» What the task asks
Every entry below should be repeated exactly; the pictures should not.

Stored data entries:
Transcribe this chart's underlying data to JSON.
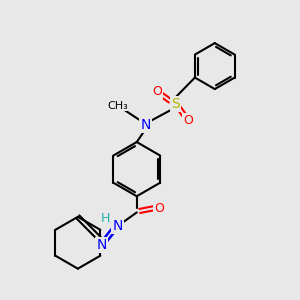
{
  "background_color": "#e8e8e8",
  "bond_color": "#000000",
  "atom_colors": {
    "N": "#0000ff",
    "O": "#ff0000",
    "S": "#b8b800",
    "H": "#20b2aa",
    "C": "#000000"
  },
  "figsize": [
    3.0,
    3.0
  ],
  "dpi": 100
}
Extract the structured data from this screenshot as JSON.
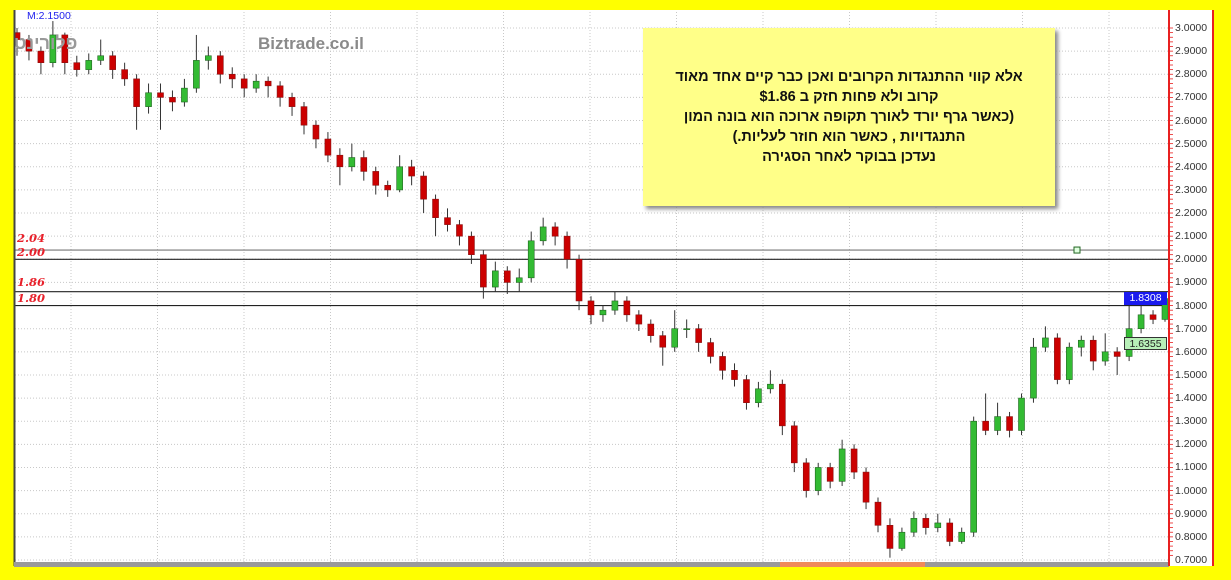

» Response below
Transcribe this chart's underlying data to JSON.
{
  "background_color": "#e8e8e8",
  "bond_color": "#000000",
  "atom_colors": {
    "N": "#0000ff",
    "O": "#ff0000",
    "S": "#b8b800",
    "H": "#20b2aa",
    "C": "#000000"
  },
  "figsize": [
    3.0,
    3.0
  ],
  "dpi": 100
}
Extract the structured data from this screenshot as JSON.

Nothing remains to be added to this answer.